— START —

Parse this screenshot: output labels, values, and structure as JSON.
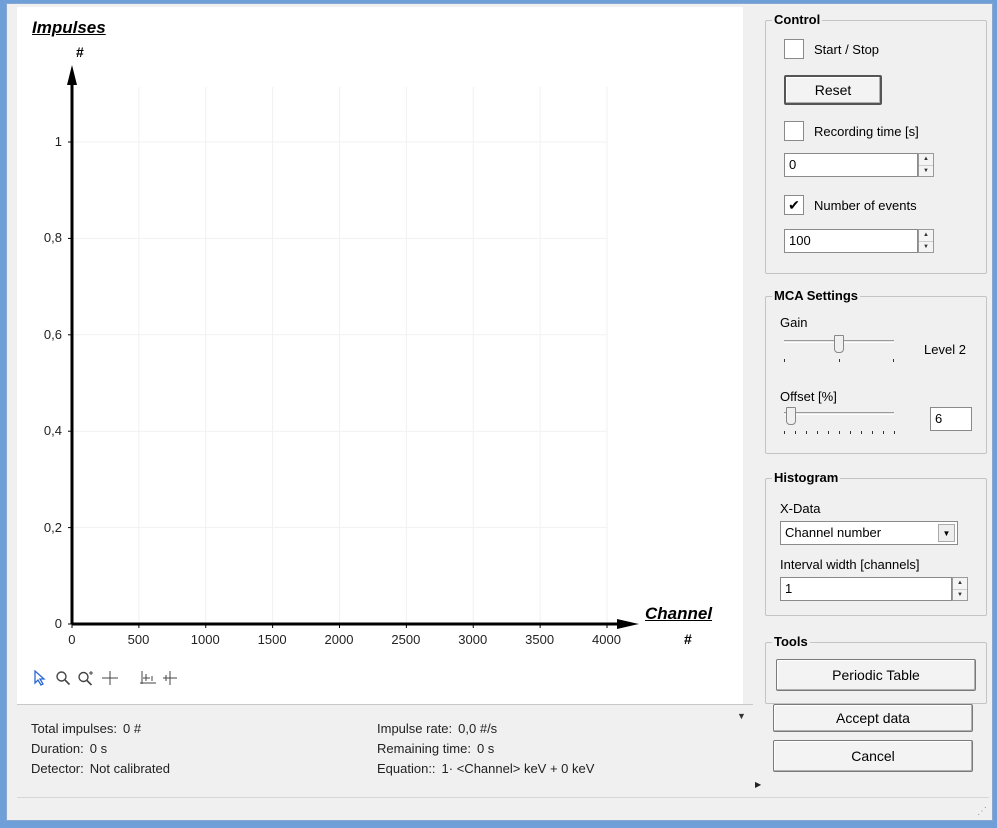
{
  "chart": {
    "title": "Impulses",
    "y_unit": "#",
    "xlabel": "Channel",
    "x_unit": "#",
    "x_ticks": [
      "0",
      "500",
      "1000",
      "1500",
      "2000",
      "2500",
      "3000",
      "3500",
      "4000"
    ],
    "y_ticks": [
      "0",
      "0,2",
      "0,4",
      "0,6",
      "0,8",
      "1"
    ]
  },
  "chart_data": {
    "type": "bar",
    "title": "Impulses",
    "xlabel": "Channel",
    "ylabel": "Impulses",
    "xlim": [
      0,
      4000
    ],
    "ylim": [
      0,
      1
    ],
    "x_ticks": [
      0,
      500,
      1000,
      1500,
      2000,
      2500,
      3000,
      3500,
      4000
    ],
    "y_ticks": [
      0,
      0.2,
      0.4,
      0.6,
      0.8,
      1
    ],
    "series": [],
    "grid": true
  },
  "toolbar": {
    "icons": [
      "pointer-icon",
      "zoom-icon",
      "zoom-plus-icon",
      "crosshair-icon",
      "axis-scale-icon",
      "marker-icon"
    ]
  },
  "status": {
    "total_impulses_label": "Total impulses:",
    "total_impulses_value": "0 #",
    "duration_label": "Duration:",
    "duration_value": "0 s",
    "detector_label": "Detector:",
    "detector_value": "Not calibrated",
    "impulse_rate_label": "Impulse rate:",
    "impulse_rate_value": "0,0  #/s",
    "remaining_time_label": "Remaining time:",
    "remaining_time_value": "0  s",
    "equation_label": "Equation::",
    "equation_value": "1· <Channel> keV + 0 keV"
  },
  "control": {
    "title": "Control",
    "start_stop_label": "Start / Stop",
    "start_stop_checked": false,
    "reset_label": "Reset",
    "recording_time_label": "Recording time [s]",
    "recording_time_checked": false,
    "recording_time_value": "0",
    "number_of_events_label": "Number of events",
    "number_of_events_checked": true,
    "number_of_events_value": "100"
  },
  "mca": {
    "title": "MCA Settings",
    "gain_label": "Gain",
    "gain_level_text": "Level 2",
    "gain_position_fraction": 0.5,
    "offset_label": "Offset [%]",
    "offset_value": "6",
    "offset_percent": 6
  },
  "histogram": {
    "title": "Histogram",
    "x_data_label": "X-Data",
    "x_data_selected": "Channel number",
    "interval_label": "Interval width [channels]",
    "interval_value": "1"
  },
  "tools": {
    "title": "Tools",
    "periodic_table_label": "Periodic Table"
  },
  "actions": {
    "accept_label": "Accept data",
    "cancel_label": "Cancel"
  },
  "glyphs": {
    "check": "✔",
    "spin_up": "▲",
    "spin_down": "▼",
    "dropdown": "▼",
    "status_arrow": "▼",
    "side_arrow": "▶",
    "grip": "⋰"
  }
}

— END —
— START —

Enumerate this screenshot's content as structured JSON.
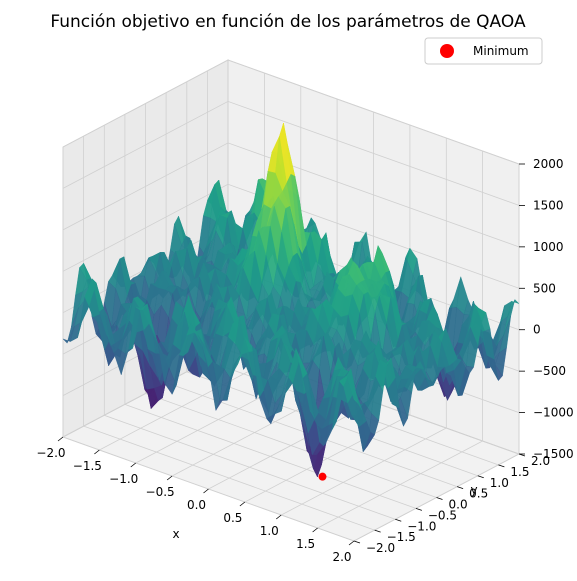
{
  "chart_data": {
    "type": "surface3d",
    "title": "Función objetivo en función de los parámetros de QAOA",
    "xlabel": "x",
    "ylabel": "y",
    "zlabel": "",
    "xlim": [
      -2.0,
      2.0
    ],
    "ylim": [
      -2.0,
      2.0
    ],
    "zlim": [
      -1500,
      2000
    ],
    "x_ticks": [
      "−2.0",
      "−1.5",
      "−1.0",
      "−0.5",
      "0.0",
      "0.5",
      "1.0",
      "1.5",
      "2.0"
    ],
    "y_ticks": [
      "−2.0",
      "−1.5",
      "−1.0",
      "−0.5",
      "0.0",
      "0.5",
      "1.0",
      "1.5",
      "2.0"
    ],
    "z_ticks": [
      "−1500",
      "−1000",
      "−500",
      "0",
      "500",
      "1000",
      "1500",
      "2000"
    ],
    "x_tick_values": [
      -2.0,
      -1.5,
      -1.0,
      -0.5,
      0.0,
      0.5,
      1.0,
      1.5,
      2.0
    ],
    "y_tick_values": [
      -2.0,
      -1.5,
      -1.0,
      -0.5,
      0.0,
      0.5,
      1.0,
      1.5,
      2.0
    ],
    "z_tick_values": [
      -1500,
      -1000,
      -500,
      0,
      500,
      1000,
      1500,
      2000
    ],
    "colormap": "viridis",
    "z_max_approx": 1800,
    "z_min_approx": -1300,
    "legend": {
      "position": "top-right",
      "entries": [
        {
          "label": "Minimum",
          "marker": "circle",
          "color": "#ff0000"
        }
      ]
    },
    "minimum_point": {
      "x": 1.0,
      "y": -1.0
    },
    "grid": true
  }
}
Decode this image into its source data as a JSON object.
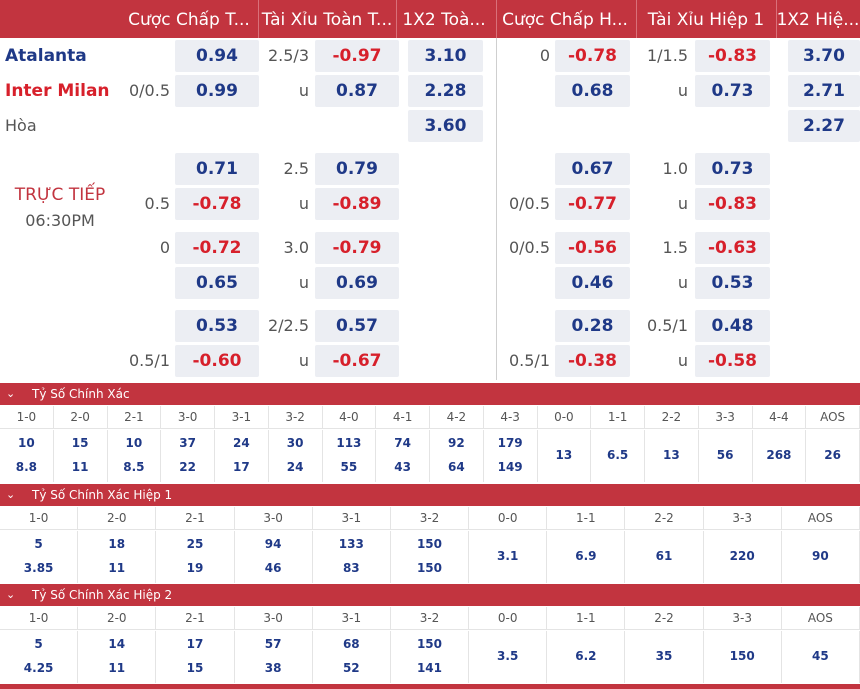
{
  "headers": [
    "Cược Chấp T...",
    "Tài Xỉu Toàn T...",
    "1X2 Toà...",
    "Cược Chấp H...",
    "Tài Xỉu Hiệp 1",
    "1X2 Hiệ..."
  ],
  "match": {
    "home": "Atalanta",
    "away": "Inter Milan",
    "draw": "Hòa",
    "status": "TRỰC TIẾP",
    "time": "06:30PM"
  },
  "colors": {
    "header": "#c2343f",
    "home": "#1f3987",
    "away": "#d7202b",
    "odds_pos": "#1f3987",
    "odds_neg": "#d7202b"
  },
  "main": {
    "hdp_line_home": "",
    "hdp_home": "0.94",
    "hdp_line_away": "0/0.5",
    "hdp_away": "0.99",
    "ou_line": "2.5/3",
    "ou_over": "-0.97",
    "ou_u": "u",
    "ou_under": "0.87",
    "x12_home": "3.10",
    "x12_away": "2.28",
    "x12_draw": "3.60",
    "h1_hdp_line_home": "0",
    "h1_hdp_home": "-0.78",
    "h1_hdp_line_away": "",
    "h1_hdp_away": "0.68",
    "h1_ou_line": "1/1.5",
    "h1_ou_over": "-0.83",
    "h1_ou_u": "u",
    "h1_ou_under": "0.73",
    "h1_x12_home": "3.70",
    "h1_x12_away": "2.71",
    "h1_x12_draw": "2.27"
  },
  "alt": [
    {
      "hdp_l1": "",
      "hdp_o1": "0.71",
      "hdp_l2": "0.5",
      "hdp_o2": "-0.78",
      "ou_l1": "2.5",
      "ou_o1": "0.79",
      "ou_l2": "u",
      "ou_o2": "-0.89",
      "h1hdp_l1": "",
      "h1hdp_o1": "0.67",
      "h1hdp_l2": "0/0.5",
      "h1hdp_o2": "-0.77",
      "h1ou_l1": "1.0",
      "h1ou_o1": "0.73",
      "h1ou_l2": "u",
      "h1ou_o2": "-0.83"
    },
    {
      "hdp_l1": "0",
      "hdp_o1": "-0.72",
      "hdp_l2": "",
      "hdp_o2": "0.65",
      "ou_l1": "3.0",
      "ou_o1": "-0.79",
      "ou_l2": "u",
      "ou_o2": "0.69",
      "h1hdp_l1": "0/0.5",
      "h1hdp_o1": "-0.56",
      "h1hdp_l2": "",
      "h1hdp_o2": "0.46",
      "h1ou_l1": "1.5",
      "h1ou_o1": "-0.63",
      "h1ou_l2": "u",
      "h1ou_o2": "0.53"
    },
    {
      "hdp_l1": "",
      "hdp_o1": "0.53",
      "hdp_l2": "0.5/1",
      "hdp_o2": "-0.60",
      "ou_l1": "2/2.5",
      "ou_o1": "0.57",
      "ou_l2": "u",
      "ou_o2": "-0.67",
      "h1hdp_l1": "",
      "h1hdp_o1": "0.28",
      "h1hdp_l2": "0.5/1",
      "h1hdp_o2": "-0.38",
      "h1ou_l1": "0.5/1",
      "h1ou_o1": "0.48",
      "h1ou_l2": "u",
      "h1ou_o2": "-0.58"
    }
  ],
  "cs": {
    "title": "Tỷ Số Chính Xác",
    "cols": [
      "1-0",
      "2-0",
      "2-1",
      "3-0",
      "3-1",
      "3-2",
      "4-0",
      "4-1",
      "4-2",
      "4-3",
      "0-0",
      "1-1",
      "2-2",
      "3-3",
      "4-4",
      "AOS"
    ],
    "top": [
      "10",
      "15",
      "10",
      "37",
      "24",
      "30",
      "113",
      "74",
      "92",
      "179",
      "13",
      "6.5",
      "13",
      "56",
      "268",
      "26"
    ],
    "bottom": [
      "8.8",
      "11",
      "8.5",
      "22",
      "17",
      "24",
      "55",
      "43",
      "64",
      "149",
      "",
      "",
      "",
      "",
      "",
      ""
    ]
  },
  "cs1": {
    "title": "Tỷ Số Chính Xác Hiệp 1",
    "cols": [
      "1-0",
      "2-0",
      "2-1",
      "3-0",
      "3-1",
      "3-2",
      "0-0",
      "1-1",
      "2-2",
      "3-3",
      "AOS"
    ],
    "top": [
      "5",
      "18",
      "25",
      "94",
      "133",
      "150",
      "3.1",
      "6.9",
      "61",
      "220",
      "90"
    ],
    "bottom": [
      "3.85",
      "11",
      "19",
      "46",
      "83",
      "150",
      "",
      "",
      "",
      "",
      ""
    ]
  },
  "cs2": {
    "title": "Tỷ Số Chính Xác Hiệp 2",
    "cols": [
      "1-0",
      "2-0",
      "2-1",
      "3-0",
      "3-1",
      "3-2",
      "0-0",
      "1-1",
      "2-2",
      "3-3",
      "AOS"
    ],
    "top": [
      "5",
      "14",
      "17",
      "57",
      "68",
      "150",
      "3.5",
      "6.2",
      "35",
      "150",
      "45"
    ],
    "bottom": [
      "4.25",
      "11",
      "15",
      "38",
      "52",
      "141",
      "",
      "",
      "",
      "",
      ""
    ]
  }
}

— END —

SET TASK
Copy all lines from the entries that contain the word "Hiệp".

REPLY TO THE TASK
    "Tài Xỉu Hiệp 1",
    "title": "Tỷ Số Chính Xác Hiệp 1",
    "title": "Tỷ Số Chính Xác Hiệp 2",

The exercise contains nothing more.